• **Record set**
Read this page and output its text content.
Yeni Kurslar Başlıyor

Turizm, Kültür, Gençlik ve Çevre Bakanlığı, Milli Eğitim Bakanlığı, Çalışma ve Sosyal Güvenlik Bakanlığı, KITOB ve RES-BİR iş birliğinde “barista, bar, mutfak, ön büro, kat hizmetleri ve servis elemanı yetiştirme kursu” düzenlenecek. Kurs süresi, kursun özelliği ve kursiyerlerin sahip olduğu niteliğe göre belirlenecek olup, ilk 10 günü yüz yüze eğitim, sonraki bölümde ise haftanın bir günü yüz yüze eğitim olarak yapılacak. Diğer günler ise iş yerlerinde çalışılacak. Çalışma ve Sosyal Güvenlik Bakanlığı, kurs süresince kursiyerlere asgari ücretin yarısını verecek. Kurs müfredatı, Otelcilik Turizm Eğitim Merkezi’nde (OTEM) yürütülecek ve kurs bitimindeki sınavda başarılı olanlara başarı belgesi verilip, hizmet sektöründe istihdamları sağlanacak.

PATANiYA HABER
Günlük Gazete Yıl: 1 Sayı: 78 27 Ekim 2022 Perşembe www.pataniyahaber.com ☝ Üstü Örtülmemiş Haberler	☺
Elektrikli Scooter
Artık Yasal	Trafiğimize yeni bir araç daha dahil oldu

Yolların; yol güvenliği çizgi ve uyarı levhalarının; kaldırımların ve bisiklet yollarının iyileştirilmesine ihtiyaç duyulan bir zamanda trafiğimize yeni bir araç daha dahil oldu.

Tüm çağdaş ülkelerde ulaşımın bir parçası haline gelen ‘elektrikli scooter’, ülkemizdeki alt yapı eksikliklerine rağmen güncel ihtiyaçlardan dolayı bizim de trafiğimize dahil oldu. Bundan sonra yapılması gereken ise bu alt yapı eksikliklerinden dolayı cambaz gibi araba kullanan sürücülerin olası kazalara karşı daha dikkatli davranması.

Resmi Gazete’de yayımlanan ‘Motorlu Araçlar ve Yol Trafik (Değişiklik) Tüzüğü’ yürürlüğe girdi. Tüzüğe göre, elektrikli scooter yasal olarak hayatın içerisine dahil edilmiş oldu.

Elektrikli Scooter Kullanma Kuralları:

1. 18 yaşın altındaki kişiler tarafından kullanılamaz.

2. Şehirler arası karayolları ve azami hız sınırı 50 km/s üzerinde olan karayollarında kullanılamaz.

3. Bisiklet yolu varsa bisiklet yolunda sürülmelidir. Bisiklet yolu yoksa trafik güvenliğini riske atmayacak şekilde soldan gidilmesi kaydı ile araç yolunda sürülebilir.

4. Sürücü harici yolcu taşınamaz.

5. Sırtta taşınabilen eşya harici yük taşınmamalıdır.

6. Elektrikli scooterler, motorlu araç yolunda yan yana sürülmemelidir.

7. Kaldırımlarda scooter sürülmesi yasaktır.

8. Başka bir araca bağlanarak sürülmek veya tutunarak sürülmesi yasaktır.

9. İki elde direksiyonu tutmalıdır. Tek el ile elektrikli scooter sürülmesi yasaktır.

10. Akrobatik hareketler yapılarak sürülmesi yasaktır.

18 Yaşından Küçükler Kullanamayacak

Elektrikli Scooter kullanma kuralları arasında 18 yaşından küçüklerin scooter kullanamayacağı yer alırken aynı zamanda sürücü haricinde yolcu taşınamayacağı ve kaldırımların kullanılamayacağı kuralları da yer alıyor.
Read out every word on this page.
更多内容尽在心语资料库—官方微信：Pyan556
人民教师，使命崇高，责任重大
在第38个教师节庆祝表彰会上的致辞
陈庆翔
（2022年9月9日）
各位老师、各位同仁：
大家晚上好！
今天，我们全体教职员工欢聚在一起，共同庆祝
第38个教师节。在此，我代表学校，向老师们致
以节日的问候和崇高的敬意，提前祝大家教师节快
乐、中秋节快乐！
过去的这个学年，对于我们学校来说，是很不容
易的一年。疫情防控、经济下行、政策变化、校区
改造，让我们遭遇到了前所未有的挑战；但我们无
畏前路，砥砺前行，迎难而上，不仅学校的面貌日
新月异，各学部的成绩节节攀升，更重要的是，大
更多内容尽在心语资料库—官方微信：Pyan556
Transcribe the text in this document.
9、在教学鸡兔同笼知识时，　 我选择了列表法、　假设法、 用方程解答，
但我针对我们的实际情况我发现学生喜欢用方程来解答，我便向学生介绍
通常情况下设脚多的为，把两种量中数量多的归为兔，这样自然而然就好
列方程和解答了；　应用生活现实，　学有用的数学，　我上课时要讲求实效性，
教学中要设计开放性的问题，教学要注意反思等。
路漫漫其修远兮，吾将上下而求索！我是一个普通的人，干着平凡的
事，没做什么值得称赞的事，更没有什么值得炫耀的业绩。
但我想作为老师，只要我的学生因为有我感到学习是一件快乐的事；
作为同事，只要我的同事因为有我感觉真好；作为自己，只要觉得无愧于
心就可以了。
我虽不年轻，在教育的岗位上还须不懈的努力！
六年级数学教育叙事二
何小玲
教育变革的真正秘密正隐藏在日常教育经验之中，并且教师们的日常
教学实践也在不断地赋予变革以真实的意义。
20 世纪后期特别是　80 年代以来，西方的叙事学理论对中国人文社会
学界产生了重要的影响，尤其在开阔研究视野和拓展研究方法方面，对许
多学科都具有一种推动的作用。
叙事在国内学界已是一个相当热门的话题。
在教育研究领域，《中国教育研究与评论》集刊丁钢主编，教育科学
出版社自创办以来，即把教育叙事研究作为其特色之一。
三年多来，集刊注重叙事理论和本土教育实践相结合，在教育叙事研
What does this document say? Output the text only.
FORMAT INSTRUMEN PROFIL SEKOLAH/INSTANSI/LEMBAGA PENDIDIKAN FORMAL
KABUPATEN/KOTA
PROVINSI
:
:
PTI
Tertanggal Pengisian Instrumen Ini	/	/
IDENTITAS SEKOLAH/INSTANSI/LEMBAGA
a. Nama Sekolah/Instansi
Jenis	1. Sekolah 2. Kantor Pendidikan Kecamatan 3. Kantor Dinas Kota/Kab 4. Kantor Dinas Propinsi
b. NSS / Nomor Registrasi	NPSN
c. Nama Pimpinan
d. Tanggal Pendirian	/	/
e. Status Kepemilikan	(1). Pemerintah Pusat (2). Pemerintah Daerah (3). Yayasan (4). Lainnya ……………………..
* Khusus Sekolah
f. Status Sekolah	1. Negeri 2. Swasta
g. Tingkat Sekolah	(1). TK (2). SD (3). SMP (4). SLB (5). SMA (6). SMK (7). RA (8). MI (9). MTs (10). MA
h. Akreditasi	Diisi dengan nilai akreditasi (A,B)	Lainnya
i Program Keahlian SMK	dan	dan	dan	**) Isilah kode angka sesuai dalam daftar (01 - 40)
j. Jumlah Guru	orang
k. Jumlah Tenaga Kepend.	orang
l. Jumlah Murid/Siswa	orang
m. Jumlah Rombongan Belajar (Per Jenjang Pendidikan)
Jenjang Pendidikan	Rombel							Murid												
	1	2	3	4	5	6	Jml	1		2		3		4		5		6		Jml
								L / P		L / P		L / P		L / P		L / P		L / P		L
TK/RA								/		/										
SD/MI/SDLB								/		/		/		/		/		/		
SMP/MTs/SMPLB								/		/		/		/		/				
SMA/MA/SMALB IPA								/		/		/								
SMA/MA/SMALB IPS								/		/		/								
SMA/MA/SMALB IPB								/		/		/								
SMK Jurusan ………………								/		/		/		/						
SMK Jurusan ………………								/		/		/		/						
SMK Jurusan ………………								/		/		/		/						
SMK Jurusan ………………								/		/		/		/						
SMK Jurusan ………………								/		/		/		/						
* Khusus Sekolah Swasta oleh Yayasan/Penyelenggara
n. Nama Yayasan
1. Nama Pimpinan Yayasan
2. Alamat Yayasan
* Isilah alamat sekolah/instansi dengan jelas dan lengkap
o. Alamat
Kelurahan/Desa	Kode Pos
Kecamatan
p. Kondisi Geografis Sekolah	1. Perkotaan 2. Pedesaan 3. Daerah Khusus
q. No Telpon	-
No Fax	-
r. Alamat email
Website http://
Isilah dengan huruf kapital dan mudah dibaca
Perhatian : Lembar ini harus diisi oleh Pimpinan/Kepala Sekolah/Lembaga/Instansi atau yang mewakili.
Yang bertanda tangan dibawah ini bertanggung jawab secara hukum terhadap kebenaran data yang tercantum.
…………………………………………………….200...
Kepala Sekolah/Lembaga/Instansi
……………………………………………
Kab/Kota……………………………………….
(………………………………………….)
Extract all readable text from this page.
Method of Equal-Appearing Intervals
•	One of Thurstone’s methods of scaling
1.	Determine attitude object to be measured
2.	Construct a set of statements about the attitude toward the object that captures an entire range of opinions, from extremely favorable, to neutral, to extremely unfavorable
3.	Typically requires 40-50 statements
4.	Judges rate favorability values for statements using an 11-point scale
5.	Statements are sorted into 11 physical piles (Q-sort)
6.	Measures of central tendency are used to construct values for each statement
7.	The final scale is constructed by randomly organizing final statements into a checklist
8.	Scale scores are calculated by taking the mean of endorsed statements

• **What the exercise asks**
From the line containing "Extract all readable text from this page." down to the last line, reproduce the records exactly. Include both ends.

• **Expected output**
Extract all readable text from this page.
Method of Equal-Appearing Intervals
•	One of Thurstone’s methods of scaling
1.	Determine attitude object to be measured
2.	Construct a set of statements about the attitude toward the object that captures an entire range of opinions, from extremely favorable, to neutral, to extremely unfavorable
3.	Typically requires 40-50 statements
4.	Judges rate favorability values for statements using an 11-point scale
5.	Statements are sorted into 11 physical piles (Q-sort)
6.	Measures of central tendency are used to construct values for each statement
7.	The final scale is constructed by randomly organizing final statements into a checklist
8.	Scale scores are calculated by taking the mean of endorsed statements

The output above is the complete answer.